Dataset:
-----

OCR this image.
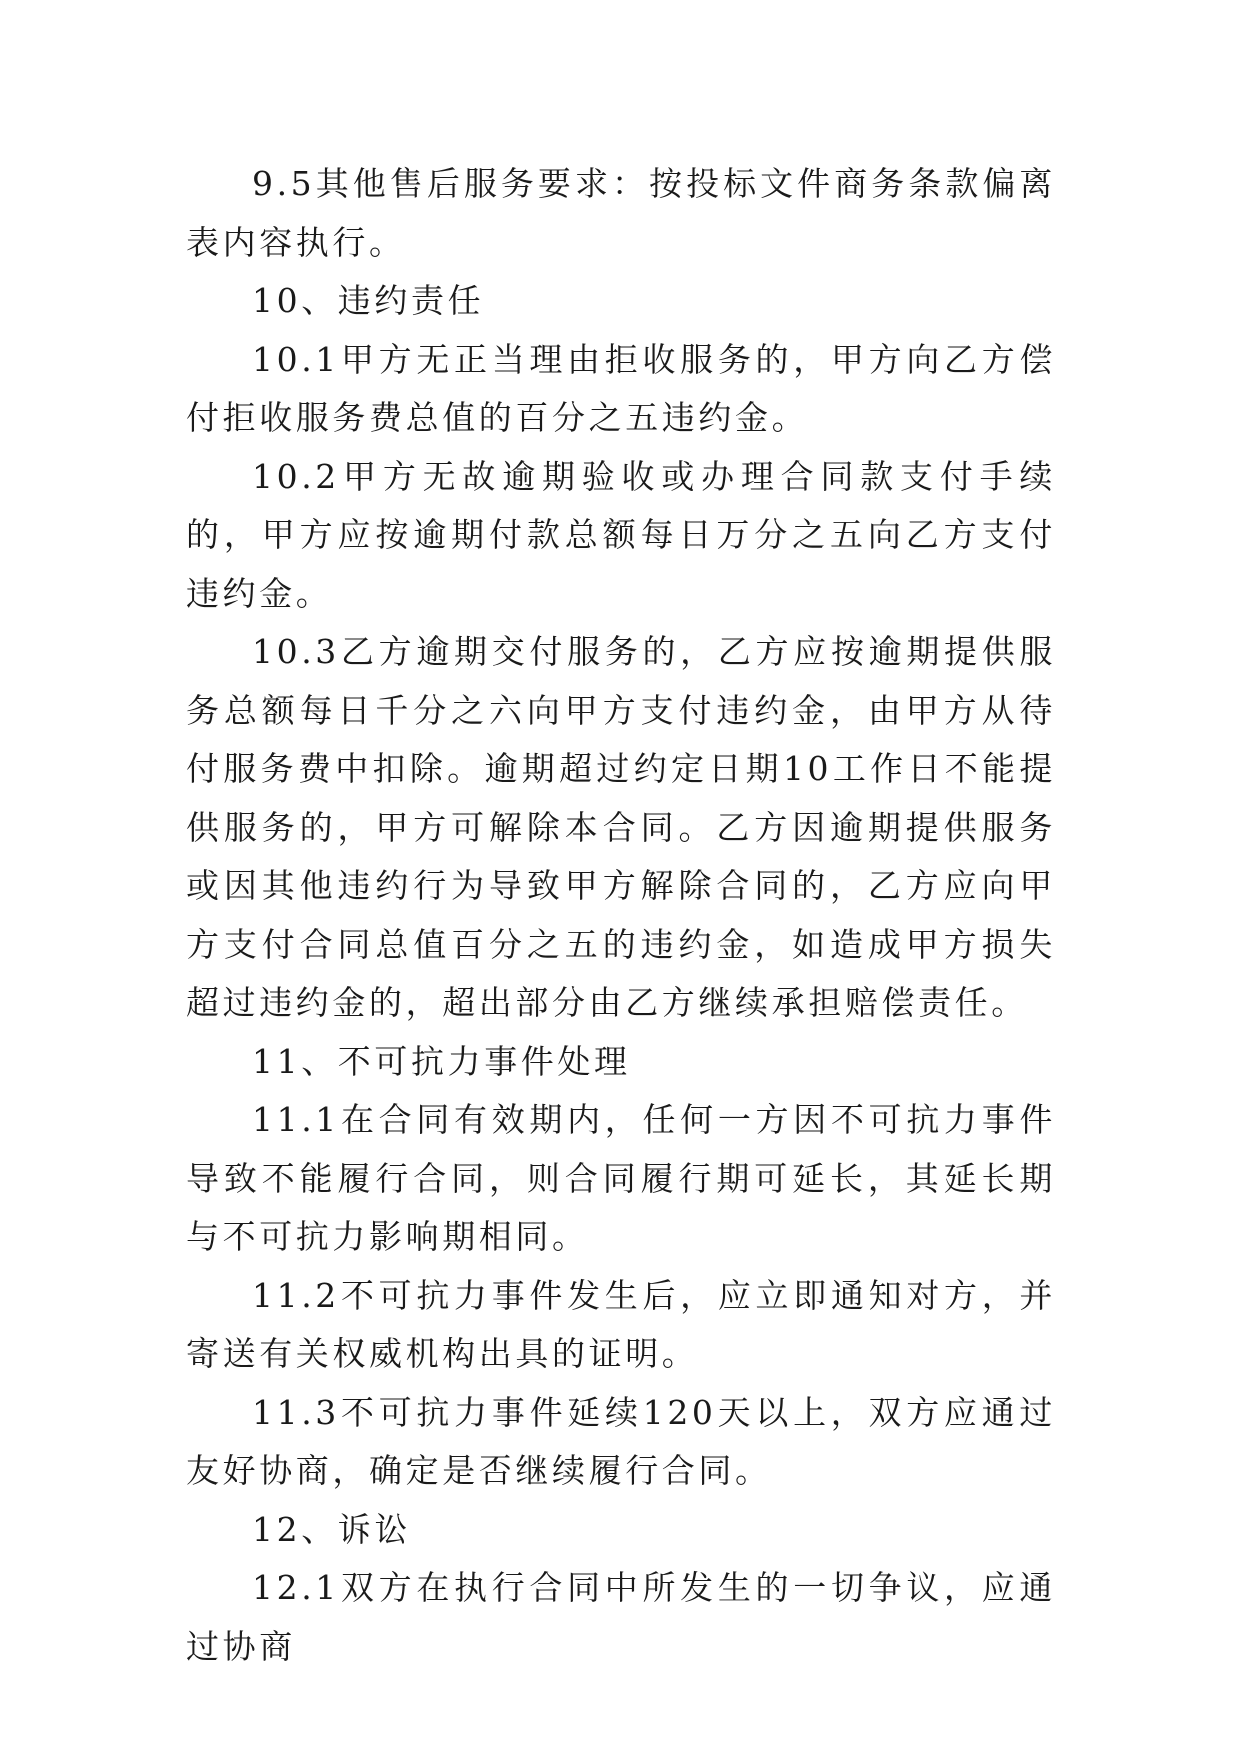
9.5其他售后服务要求：按投标文件商务条款偏离表内容执行。

10、违约责任

10.1甲方无正当理由拒收服务的，甲方向乙方偿付拒收服务费总值的百分之五违约金。

10.2甲方无故逾期验收或办理合同款支付手续的，甲方应按逾期付款总额每日万分之五向乙方支付违约金。

10.3乙方逾期交付服务的，乙方应按逾期提供服务总额每日千分之六向甲方支付违约金，由甲方从待付服务费中扣除。逾期超过约定日期10工作日不能提供服务的，甲方可解除本合同。乙方因逾期提供服务或因其他违约行为导致甲方解除合同的，乙方应向甲方支付合同总值百分之五的违约金，如造成甲方损失超过违约金的，超出部分由乙方继续承担赔偿责任。

11、不可抗力事件处理

11.1在合同有效期内，任何一方因不可抗力事件导致不能履行合同，则合同履行期可延长，其延长期与不可抗力影响期相同。

11.2不可抗力事件发生后，应立即通知对方，并寄送有关权威机构出具的证明。

11.3不可抗力事件延续120天以上，双方应通过友好协商，确定是否继续履行合同。

12、诉讼

12.1双方在执行合同中所发生的一切争议，应通过协商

-----

Given instruction: All of the material above is to be copied exactly, except for its images.

Answer in full:
OCR this image.
9.5其他售后服务要求：按投标文件商务条款偏离表内容执行。

10、违约责任

10.1甲方无正当理由拒收服务的，甲方向乙方偿付拒收服务费总值的百分之五违约金。

10.2甲方无故逾期验收或办理合同款支付手续的，甲方应按逾期付款总额每日万分之五向乙方支付违约金。

10.3乙方逾期交付服务的，乙方应按逾期提供服务总额每日千分之六向甲方支付违约金，由甲方从待付服务费中扣除。逾期超过约定日期10工作日不能提供服务的，甲方可解除本合同。乙方因逾期提供服务或因其他违约行为导致甲方解除合同的，乙方应向甲方支付合同总值百分之五的违约金，如造成甲方损失超过违约金的，超出部分由乙方继续承担赔偿责任。

11、不可抗力事件处理

11.1在合同有效期内，任何一方因不可抗力事件导致不能履行合同，则合同履行期可延长，其延长期与不可抗力影响期相同。

11.2不可抗力事件发生后，应立即通知对方，并寄送有关权威机构出具的证明。

11.3不可抗力事件延续120天以上，双方应通过友好协商，确定是否继续履行合同。

12、诉讼

12.1双方在执行合同中所发生的一切争议，应通过协商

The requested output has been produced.